### Instruction:
Look through the lines and report how many include the word "Yield", giving nothing but the number.

* begin Material supplied *

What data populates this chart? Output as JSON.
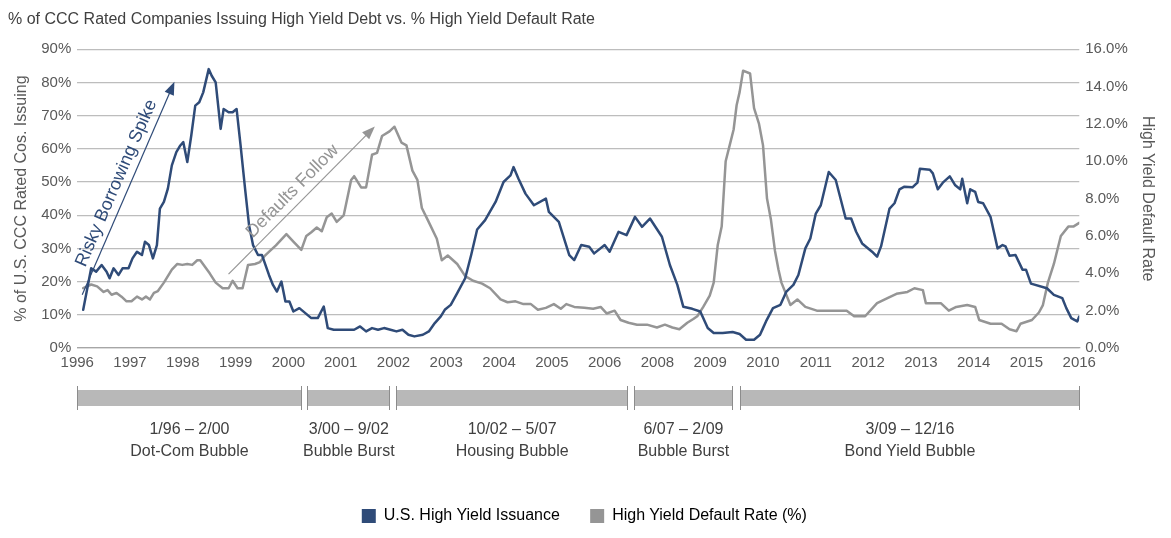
{
  "chart_data": {
    "type": "line",
    "title": "% of CCC Rated Companies Issuing High Yield Debt vs. % High Yield Default Rate",
    "ylabel": "% of U.S. CCC Rated Cos. Issuing",
    "y2label": "High Yield Default Rate",
    "xlim": [
      1995.88,
      2016
    ],
    "xticks": [
      {
        "value": 1995.88,
        "label": "1996"
      },
      {
        "value": 1996.94,
        "label": "1997"
      },
      {
        "value": 1998,
        "label": "1998"
      },
      {
        "value": 1999.06,
        "label": "1999"
      },
      {
        "value": 2000.12,
        "label": "2000"
      },
      {
        "value": 2001.17,
        "label": "2001"
      },
      {
        "value": 2002.23,
        "label": "2002"
      },
      {
        "value": 2003.29,
        "label": "2003"
      },
      {
        "value": 2004.35,
        "label": "2004"
      },
      {
        "value": 2005.41,
        "label": "2005"
      },
      {
        "value": 2006.47,
        "label": "2006"
      },
      {
        "value": 2007.53,
        "label": "2008"
      },
      {
        "value": 2008.59,
        "label": "2009"
      },
      {
        "value": 2009.65,
        "label": "2010"
      },
      {
        "value": 2010.71,
        "label": "2011"
      },
      {
        "value": 2011.76,
        "label": "2012"
      },
      {
        "value": 2012.82,
        "label": "2013"
      },
      {
        "value": 2013.88,
        "label": "2014"
      },
      {
        "value": 2014.94,
        "label": "2015"
      },
      {
        "value": 2016,
        "label": "2016"
      }
    ],
    "ylim": [
      0,
      90
    ],
    "yticks": [
      {
        "value": 0,
        "label": "0%"
      },
      {
        "value": 10,
        "label": "10%"
      },
      {
        "value": 20,
        "label": "20%"
      },
      {
        "value": 30,
        "label": "30%"
      },
      {
        "value": 40,
        "label": "40%"
      },
      {
        "value": 50,
        "label": "50%"
      },
      {
        "value": 60,
        "label": "60%"
      },
      {
        "value": 70,
        "label": "70%"
      },
      {
        "value": 80,
        "label": "80%"
      },
      {
        "value": 90,
        "label": "90%"
      }
    ],
    "y2lim": [
      0,
      16
    ],
    "y2ticks": [
      {
        "value": 0,
        "label": "0.0%"
      },
      {
        "value": 2,
        "label": "2.0%"
      },
      {
        "value": 4,
        "label": "4.0%"
      },
      {
        "value": 6,
        "label": "6.0%"
      },
      {
        "value": 8,
        "label": "8.0%"
      },
      {
        "value": 10,
        "label": "10.0%"
      },
      {
        "value": 12,
        "label": "12.0%"
      },
      {
        "value": 14,
        "label": "14.0%"
      },
      {
        "value": 16,
        "label": "16.0%"
      }
    ],
    "grid": "y",
    "legend": "bottom",
    "marker": "none",
    "series": [
      {
        "name": "U.S. High Yield Issuance",
        "color": "#2f4b78",
        "axis": "y",
        "x": [
          1996,
          1996.16,
          1996.26,
          1996.37,
          1996.47,
          1996.53,
          1996.61,
          1996.71,
          1996.79,
          1996.91,
          1996.99,
          1997.08,
          1997.18,
          1997.24,
          1997.32,
          1997.4,
          1997.48,
          1997.54,
          1997.62,
          1997.7,
          1997.78,
          1997.87,
          1997.95,
          1998.01,
          1998.09,
          1998.17,
          1998.25,
          1998.33,
          1998.41,
          1998.52,
          1998.58,
          1998.66,
          1998.76,
          1998.82,
          1998.92,
          1999,
          1999.08,
          1999.16,
          1999.25,
          1999.33,
          1999.41,
          1999.51,
          1999.59,
          1999.73,
          1999.81,
          1999.89,
          1999.98,
          2000.06,
          2000.14,
          2000.22,
          2000.34,
          2000.46,
          2000.58,
          2000.71,
          2000.83,
          2000.91,
          2001.03,
          2001.23,
          2001.44,
          2001.56,
          2001.68,
          2001.8,
          2001.92,
          2002.04,
          2002.17,
          2002.29,
          2002.41,
          2002.53,
          2002.65,
          2002.82,
          2002.94,
          2003.06,
          2003.18,
          2003.26,
          2003.38,
          2003.51,
          2003.67,
          2003.79,
          2003.91,
          2004.07,
          2004.28,
          2004.44,
          2004.58,
          2004.64,
          2004.74,
          2004.88,
          2005.05,
          2005.29,
          2005.35,
          2005.55,
          2005.76,
          2005.86,
          2006,
          2006.16,
          2006.26,
          2006.47,
          2006.57,
          2006.75,
          2006.91,
          2007.08,
          2007.22,
          2007.38,
          2007.62,
          2007.78,
          2007.93,
          2008.05,
          2008.23,
          2008.39,
          2008.54,
          2008.66,
          2008.84,
          2009.04,
          2009.18,
          2009.31,
          2009.47,
          2009.59,
          2009.71,
          2009.85,
          2010,
          2010.12,
          2010.26,
          2010.36,
          2010.5,
          2010.6,
          2010.71,
          2010.81,
          2010.97,
          2011.11,
          2011.31,
          2011.42,
          2011.52,
          2011.64,
          2011.84,
          2011.94,
          2012.02,
          2012.19,
          2012.29,
          2012.39,
          2012.49,
          2012.65,
          2012.75,
          2012.8,
          2013,
          2013.06,
          2013.16,
          2013.26,
          2013.4,
          2013.51,
          2013.61,
          2013.65,
          2013.75,
          2013.81,
          2013.91,
          2013.97,
          2014.07,
          2014.22,
          2014.36,
          2014.46,
          2014.52,
          2014.6,
          2014.72,
          2014.86,
          2014.93,
          2015.03,
          2015.35,
          2015.49,
          2015.66,
          2015.74,
          2015.84,
          2015.96,
          2016
        ],
        "values": [
          11.5,
          24,
          23,
          25,
          23,
          21,
          24,
          22,
          24,
          24,
          27,
          29,
          28,
          32,
          31,
          27,
          31,
          42,
          44,
          48,
          55,
          59,
          61,
          62,
          56,
          64,
          73,
          74,
          77,
          84,
          82,
          80,
          66,
          72,
          71,
          71,
          72,
          61,
          48,
          37,
          31,
          28,
          28,
          22,
          19,
          17,
          20,
          14,
          14,
          11,
          12,
          10.5,
          9,
          9,
          12.5,
          6,
          5.5,
          5.5,
          5.5,
          6.5,
          5,
          6,
          5.5,
          6,
          5.5,
          5,
          5.5,
          4,
          3.5,
          4,
          5,
          7.5,
          9.5,
          11.5,
          13,
          16.5,
          21,
          28,
          35.7,
          38.5,
          44,
          50,
          52,
          54.5,
          51,
          46.5,
          43,
          45,
          41,
          38,
          28,
          26.5,
          31,
          30.5,
          28.5,
          31,
          29,
          35,
          34,
          39.5,
          36.5,
          39,
          33.5,
          25,
          19,
          12.4,
          11.8,
          11,
          6,
          4.5,
          4.5,
          4.8,
          4.2,
          2.5,
          2.5,
          4,
          8,
          12,
          13,
          17,
          19,
          22,
          30,
          33,
          40.5,
          43,
          53,
          50.6,
          39,
          39,
          35,
          31.5,
          29,
          27.5,
          30.6,
          42,
          43.6,
          47.8,
          48.6,
          48.4,
          49.8,
          54,
          53.7,
          52.6,
          47.8,
          49.8,
          51.7,
          49,
          47.8,
          51,
          43.6,
          47.8,
          47,
          44,
          43.6,
          39.4,
          30,
          31,
          30.6,
          27.8,
          28,
          23.6,
          23.6,
          19.4,
          18,
          16,
          15,
          12,
          9,
          8,
          9.5
        ]
      },
      {
        "name": "High Yield Default Rate (%)",
        "color": "#959595",
        "axis": "y2",
        "x": [
          1996,
          1996.16,
          1996.28,
          1996.41,
          1996.49,
          1996.57,
          1996.67,
          1996.77,
          1996.87,
          1996.97,
          1997.08,
          1997.18,
          1997.26,
          1997.34,
          1997.42,
          1997.5,
          1997.62,
          1997.78,
          1997.89,
          1997.99,
          1998.09,
          1998.19,
          1998.29,
          1998.35,
          1998.54,
          1998.66,
          1998.8,
          1998.92,
          1999,
          1999.1,
          1999.2,
          1999.31,
          1999.45,
          1999.55,
          1999.65,
          1999.75,
          1999.87,
          2000.08,
          2000.22,
          2000.38,
          2000.48,
          2000.58,
          2000.69,
          2000.79,
          2000.89,
          2000.99,
          2001.09,
          2001.23,
          2001.38,
          2001.44,
          2001.58,
          2001.68,
          2001.8,
          2001.9,
          2002,
          2002.15,
          2002.25,
          2002.39,
          2002.49,
          2002.61,
          2002.71,
          2002.8,
          2002.92,
          2003.1,
          2003.2,
          2003.32,
          2003.51,
          2003.67,
          2003.83,
          2004.01,
          2004.17,
          2004.38,
          2004.52,
          2004.68,
          2004.84,
          2004.99,
          2005.13,
          2005.29,
          2005.45,
          2005.59,
          2005.7,
          2005.86,
          2006.06,
          2006.24,
          2006.39,
          2006.51,
          2006.67,
          2006.79,
          2006.95,
          2007.12,
          2007.32,
          2007.52,
          2007.68,
          2007.83,
          2007.97,
          2008.13,
          2008.25,
          2008.33,
          2008.45,
          2008.58,
          2008.66,
          2008.74,
          2008.82,
          2008.9,
          2008.98,
          2009.06,
          2009.12,
          2009.18,
          2009.25,
          2009.39,
          2009.47,
          2009.57,
          2009.65,
          2009.73,
          2009.81,
          2009.89,
          2009.96,
          2010.02,
          2010.2,
          2010.34,
          2010.5,
          2010.73,
          2011.33,
          2011.48,
          2011.7,
          2011.94,
          2012.17,
          2012.33,
          2012.55,
          2012.69,
          2012.86,
          2012.92,
          2013.22,
          2013.38,
          2013.53,
          2013.75,
          2013.91,
          2013.99,
          2014.22,
          2014.44,
          2014.6,
          2014.74,
          2014.82,
          2015.05,
          2015.19,
          2015.27,
          2015.37,
          2015.49,
          2015.63,
          2015.78,
          2015.88,
          2016
        ],
        "values": [
          3.2,
          3.4,
          3.3,
          3,
          3.1,
          2.85,
          2.95,
          2.75,
          2.5,
          2.5,
          2.75,
          2.6,
          2.75,
          2.6,
          2.95,
          3.05,
          3.5,
          4.2,
          4.5,
          4.45,
          4.5,
          4.45,
          4.7,
          4.7,
          4,
          3.5,
          3.2,
          3.2,
          3.6,
          3.2,
          3.2,
          4.45,
          4.5,
          4.6,
          4.95,
          5.2,
          5.5,
          6.1,
          5.7,
          5.25,
          6,
          6.2,
          6.45,
          6.25,
          7,
          7.2,
          6.75,
          7.1,
          9,
          9.2,
          8.6,
          8.6,
          10.35,
          10.45,
          11.35,
          11.6,
          11.85,
          11,
          10.85,
          9.5,
          9,
          7.5,
          6.85,
          5.85,
          4.7,
          4.95,
          4.5,
          3.85,
          3.6,
          3.45,
          3.2,
          2.6,
          2.45,
          2.5,
          2.35,
          2.35,
          2.05,
          2.15,
          2.35,
          2.1,
          2.35,
          2.2,
          2.15,
          2.1,
          2.2,
          1.85,
          2,
          1.5,
          1.35,
          1.25,
          1.25,
          1.1,
          1.25,
          1.1,
          1,
          1.35,
          1.55,
          1.7,
          2.2,
          2.8,
          3.5,
          5.5,
          6.5,
          10,
          10.85,
          11.7,
          13,
          13.7,
          14.85,
          14.7,
          12.85,
          12,
          10.85,
          8,
          6.85,
          5.2,
          4.2,
          3.5,
          2.3,
          2.6,
          2.2,
          2,
          2,
          1.7,
          1.7,
          2.4,
          2.7,
          2.9,
          3,
          3.2,
          3.1,
          2.4,
          2.4,
          2,
          2.2,
          2.3,
          2.2,
          1.5,
          1.3,
          1.3,
          1,
          0.9,
          1.3,
          1.5,
          1.9,
          2.3,
          3.5,
          4.5,
          6,
          6.5,
          6.5,
          6.7
        ]
      }
    ],
    "annotations": [
      "Risky Borrowing Spike",
      "Defaults Follow",
      "1/96 – 2/00\nDot-Com Bubble",
      "3/00 – 9/02\nBubble Burst",
      "10/02 – 5/07\nHousing Bubble",
      "6/07 – 2/09\nBubble Burst",
      "3/09 – 12/16\nBond Yield Bubble"
    ]
  }
}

* end Material supplied *

### Answer for the task:
5